Are people Nature’s big mistake?

After 200,000 years, why are human beings still killing each other?

a Sacramento-based freelance writer

Sometime in the late 1890s, William S. Gilbert, the Gilbert of Gilbert and Sullivan of light opera fame, looked at the world around him and didn’t like what he saw.

“Man is nature’s sole mistake,” he concluded.

Ten or so years later Wilfred Trotter, a British surgeon and pioneer in neurosurgery, wrote a book on group psychology, Instincts of the Herd in Peace and War, and included in it the same opinion, that “after all, man will prove but one more of Nature’s failures.”

If Gilbert and Trotter could see the world of 2012, they might come to the same conclusion. Humans have existed for about 200,000 years, and in those 200,000 years the 7 billion of us now on the planet still haven’t figured out how to act in our own best long-range interests, nor learned how harmful violence is to those long-range interests.

All over the planet, people are killing each other, sometimes one at a time and sometimes in bunches with bombs. All over the planet, people are allowing other people, including babies, to starve to death.

All over the planet, governments seem incapable of creating or maintaining healthy societies, and, worse, are doing harm because of incompetence and criminality. All over the planet, businesses are contributing to the distress because of incompetence and criminality.
—————
Apply what you read -
- 1) Output the part of the essay on human nature starting at "Sometime in the" and ending at "what he saw.".
- 2) In the essay on human nature, what was Wilfred Trotter's profession?
- 3) Supply the next part of the essay on human nature, picking up after its final sentence.
The rows after this essay are separate material.

Dataset rows -
—————
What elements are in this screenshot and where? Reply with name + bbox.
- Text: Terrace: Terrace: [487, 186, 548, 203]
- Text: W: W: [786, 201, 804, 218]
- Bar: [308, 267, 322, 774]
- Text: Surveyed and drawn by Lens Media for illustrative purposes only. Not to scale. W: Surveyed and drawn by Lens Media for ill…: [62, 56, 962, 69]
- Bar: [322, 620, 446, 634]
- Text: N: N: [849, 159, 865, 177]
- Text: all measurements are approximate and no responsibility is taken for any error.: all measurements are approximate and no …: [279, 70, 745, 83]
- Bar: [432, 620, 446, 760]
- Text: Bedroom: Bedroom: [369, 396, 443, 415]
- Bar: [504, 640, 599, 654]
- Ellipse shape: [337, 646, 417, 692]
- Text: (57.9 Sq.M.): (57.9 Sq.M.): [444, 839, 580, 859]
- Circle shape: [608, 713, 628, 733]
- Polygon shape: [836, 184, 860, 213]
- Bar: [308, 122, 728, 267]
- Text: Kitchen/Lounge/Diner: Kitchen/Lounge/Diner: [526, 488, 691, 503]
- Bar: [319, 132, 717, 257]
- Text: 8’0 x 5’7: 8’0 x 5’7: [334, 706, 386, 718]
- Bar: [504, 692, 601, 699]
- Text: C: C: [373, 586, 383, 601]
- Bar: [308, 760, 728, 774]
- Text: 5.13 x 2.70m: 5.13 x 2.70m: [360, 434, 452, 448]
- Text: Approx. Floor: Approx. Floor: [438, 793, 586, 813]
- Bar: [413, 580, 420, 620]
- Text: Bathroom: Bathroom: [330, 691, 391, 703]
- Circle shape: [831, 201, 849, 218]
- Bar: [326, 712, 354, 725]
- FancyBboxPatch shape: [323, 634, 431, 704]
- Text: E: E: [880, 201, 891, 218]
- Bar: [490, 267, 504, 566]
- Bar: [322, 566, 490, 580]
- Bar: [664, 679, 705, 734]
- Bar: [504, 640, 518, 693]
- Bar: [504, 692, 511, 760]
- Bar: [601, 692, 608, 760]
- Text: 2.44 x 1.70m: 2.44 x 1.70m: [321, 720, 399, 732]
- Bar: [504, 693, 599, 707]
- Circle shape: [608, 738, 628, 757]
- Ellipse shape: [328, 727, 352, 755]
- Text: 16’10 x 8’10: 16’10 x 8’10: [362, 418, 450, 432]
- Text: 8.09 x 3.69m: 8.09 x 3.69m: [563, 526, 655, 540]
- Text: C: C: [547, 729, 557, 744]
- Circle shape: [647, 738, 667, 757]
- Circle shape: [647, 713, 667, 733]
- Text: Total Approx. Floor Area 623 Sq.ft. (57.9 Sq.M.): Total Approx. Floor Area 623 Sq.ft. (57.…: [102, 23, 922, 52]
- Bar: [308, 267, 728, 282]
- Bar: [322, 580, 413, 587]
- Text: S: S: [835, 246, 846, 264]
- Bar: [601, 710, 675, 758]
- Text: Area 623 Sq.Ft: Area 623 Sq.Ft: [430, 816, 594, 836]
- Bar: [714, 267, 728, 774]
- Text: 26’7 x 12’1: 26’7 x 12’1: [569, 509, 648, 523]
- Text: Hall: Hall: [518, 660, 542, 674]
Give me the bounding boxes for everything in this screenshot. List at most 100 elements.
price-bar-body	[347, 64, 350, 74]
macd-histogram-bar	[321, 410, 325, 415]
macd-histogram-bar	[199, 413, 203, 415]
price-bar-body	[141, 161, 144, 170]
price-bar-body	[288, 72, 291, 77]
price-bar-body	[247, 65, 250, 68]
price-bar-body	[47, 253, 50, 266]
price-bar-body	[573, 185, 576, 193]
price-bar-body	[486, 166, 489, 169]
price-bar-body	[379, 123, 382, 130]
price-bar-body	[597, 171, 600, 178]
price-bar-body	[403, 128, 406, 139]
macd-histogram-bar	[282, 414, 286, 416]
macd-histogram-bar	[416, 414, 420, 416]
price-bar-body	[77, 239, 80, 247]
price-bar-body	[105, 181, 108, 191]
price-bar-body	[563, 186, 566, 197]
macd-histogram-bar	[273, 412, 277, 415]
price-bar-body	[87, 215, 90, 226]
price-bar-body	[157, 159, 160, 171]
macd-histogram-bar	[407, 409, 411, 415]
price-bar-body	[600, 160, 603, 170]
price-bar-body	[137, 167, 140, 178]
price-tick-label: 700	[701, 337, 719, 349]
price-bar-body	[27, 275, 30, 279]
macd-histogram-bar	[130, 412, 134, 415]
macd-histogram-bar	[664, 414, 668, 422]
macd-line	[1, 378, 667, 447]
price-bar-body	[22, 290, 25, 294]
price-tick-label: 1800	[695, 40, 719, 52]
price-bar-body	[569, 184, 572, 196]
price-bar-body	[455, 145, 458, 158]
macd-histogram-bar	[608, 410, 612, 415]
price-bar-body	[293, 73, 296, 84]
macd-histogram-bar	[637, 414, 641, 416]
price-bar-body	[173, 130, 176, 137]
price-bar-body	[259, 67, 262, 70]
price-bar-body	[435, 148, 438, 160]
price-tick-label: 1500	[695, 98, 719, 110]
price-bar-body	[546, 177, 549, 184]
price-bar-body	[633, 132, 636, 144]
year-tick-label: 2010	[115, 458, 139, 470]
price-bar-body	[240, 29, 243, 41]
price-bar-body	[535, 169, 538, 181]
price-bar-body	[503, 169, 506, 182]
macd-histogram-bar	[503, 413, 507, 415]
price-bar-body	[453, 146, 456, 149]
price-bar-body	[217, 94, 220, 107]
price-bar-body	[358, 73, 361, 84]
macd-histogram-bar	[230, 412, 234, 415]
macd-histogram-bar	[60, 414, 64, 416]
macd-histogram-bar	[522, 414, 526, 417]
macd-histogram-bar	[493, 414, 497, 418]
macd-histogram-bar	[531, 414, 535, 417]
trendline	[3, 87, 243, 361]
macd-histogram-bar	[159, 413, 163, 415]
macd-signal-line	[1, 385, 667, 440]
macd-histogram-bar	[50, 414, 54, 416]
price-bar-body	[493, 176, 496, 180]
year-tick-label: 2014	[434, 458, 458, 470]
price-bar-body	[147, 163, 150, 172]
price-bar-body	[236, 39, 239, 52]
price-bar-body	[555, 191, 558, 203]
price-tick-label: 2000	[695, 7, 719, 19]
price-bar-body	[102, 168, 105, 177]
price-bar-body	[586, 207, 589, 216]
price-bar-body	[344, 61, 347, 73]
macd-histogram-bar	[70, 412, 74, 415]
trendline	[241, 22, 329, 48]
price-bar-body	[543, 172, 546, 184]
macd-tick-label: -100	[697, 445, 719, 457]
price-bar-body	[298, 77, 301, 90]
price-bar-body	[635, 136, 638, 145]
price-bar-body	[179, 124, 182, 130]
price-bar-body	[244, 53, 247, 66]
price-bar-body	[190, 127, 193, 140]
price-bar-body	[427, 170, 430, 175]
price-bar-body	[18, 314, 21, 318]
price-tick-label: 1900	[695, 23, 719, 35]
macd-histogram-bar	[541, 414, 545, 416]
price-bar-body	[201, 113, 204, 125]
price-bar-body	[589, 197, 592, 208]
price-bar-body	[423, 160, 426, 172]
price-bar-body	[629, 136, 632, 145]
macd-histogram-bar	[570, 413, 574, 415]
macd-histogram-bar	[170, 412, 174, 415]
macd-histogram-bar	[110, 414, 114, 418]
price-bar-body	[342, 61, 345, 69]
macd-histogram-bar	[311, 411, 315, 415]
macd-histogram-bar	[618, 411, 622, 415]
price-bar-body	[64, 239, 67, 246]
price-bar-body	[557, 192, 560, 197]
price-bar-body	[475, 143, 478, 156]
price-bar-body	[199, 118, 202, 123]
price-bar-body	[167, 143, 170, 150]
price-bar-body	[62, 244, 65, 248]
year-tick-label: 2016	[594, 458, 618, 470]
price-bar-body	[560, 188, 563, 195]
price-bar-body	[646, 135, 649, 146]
—————
Answers given -
- 1)
Sometime in the late 1890s, William S. Gilbert, the Gilbert of Gilbert and Sullivan of light opera fame, looked at the world around him and didn’t like what he saw.

- 2) He was a British surgeon and a pioneer in neurosurgery.

- 3)
In Somalia, where people, again including babies, are starving to death, half of the food being sent there by concerned nations is being stolen, and sold, according to the United Nations. What kind of human being would do such a thing? And, of course, it’s not just one human being, it’s a collection of them taking food from the mouths of starving children.

Why isn’t morality—doing the right thing—a dominant trait in every human being? Since forever, humanity has been involved in a war, the moral vs. the immoral. Right now, it seems as if the immoral, the bad guys, are winning.

Think what the world would be like if there were a morality vaccine, and every newborn child had been vaccinated with it for the last 100 years or so. Killing is immoral, so no killing. Stealing is immoral, so no stealing. Doing harm of any kind is immoral, so no harm is being done.

Of course, there’s a little problem with the morality vaccine. What is moral for some is not moral for all. For some radical Muslims, for example, the idea of a woman being educated and driving a car is immoral. For some radical Christians the idea of sex for any purpose other than making babies is immoral.

Why are there bad guys at all? If this whole business is the creation of a designer, the designer must not have been very intelligent. Or loving.

It’s impossible to ignore the bad things being done, which makes it all the more important to pay attention to the individuals and organizations trying to do good things. Fortunately, there is an abundance of such people. But not, unfortunately, an abundance of stories about them.

I guess focusing on the individuals and organizations trying to do good things is what devout religious people do, those who believe we were all created by a loving and beneficent God. But looking at the 2012 world has got to be a test of their faith.